Information given →

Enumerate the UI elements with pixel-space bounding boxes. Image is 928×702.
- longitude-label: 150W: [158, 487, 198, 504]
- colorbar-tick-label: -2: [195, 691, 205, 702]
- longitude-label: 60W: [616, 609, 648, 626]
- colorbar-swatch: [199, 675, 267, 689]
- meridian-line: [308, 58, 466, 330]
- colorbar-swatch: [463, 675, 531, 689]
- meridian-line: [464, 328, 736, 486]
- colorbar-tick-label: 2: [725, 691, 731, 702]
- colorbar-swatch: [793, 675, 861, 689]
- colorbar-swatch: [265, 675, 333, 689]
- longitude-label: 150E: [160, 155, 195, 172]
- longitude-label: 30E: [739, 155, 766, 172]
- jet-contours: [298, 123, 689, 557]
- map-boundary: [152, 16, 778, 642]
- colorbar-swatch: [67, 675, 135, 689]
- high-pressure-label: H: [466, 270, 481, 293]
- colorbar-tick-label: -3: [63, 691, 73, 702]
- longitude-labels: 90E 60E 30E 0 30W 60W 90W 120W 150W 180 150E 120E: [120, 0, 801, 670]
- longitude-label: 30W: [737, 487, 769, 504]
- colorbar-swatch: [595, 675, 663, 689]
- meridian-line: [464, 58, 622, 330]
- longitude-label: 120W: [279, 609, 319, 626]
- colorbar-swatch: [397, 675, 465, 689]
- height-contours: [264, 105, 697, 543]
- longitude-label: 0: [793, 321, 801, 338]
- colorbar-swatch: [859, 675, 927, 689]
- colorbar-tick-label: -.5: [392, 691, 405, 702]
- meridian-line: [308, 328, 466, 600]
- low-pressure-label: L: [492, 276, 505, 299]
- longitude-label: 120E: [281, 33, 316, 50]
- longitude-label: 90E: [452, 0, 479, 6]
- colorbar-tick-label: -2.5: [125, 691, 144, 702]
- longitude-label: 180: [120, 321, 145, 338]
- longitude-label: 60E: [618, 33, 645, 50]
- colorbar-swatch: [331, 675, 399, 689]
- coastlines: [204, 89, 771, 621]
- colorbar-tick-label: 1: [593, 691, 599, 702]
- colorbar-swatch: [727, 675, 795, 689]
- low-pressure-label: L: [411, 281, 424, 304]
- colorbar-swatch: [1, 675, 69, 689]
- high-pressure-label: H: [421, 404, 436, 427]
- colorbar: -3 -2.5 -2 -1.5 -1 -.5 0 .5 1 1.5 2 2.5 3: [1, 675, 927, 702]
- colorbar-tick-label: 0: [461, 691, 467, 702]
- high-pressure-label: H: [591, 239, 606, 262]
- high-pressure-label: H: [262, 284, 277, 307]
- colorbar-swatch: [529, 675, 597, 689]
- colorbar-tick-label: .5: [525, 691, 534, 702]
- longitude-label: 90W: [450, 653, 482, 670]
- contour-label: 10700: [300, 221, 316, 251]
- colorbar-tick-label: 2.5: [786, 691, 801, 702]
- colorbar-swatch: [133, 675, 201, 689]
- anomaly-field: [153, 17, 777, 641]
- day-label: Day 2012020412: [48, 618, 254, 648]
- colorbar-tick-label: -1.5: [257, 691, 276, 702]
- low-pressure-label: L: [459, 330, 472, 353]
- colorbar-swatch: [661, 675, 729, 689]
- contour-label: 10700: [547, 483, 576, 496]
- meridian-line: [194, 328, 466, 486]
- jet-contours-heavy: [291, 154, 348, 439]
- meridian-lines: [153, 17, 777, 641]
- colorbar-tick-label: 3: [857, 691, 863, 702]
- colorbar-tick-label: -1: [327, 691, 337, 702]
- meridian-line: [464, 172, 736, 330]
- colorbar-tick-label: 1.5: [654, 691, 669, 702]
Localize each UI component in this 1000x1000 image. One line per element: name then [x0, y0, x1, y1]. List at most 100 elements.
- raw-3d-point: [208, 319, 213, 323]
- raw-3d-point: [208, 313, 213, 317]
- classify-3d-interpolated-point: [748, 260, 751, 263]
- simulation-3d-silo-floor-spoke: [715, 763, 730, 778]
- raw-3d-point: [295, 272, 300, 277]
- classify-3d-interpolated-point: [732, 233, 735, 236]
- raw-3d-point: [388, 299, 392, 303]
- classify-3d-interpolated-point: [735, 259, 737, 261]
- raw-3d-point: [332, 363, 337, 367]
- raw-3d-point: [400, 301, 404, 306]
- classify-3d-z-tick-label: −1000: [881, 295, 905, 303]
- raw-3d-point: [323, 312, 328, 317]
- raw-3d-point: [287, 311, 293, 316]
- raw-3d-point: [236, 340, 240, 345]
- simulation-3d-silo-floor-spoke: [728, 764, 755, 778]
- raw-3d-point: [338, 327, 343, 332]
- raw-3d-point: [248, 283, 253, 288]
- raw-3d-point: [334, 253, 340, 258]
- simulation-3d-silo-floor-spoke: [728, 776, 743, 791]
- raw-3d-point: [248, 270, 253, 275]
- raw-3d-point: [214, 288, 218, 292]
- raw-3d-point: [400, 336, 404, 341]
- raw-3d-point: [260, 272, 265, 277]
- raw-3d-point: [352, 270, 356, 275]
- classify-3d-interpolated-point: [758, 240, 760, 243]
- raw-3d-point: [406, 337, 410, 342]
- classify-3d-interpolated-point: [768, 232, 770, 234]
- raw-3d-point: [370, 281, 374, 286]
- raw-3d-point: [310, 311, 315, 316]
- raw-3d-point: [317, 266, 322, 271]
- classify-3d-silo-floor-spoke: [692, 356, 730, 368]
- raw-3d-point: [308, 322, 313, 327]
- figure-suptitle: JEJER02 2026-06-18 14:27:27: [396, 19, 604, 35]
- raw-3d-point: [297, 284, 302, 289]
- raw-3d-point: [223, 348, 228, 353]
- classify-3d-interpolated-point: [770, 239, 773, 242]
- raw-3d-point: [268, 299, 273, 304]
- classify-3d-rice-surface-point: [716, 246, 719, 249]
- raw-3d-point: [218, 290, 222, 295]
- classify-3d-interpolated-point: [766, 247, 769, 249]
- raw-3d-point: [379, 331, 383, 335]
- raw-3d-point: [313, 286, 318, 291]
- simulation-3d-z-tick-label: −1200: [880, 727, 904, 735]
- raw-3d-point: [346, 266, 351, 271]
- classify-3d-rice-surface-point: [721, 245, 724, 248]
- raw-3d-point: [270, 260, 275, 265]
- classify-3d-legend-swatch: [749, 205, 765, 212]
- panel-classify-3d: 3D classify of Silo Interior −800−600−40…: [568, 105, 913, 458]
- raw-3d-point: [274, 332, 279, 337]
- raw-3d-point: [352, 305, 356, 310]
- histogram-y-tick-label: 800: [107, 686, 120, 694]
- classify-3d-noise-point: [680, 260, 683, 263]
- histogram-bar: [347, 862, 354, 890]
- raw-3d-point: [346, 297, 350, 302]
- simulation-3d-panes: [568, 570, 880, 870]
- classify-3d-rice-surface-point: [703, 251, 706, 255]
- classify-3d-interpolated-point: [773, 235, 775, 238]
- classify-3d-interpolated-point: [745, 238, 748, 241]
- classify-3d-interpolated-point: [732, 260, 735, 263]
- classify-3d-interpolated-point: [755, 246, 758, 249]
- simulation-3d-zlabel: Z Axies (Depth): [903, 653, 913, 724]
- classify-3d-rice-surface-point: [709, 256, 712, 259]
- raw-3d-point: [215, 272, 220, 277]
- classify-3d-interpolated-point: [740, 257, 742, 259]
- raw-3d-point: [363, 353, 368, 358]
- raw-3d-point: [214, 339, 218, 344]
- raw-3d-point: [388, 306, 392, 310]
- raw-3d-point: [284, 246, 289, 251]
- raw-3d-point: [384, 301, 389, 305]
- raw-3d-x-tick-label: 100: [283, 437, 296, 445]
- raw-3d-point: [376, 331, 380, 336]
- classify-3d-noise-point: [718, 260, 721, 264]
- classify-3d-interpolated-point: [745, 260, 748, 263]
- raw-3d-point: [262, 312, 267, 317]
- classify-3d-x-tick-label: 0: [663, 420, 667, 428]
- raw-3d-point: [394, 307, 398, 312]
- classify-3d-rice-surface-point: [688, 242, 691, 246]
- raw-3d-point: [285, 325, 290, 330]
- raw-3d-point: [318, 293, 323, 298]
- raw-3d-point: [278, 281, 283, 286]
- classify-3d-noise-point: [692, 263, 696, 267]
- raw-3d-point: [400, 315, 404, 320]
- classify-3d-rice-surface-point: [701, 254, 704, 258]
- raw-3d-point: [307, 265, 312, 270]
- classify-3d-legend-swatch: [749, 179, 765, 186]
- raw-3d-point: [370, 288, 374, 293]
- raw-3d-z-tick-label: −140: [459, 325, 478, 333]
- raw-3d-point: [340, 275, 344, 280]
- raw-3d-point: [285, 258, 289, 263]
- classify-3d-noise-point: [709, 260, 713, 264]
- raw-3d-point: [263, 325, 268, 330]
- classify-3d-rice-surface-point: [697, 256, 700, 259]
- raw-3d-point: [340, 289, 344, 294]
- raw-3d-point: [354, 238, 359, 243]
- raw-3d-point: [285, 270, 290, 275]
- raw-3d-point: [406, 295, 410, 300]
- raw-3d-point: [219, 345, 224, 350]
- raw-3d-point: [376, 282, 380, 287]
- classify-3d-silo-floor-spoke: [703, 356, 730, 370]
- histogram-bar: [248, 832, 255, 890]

Challenge →
Rewrite the stretch of the material from its first line through the line containing "- colorbar-swatch: [793, 675, 861, 689]" as a numbered list, omitting any blank lines.

Problem solution →
1. Enumerate the UI elements with pixel-space bounding boxes. Image is 928×702.
2. - longitude-label: 150W: [158, 487, 198, 504]
3. - colorbar-tick-label: -2: [195, 691, 205, 702]
4. - longitude-label: 60W: [616, 609, 648, 626]
5. - colorbar-swatch: [199, 675, 267, 689]
6. - meridian-line: [308, 58, 466, 330]
7. - colorbar-swatch: [463, 675, 531, 689]
8. - meridian-line: [464, 328, 736, 486]
9. - colorbar-tick-label: 2: [725, 691, 731, 702]
10. - colorbar-swatch: [793, 675, 861, 689]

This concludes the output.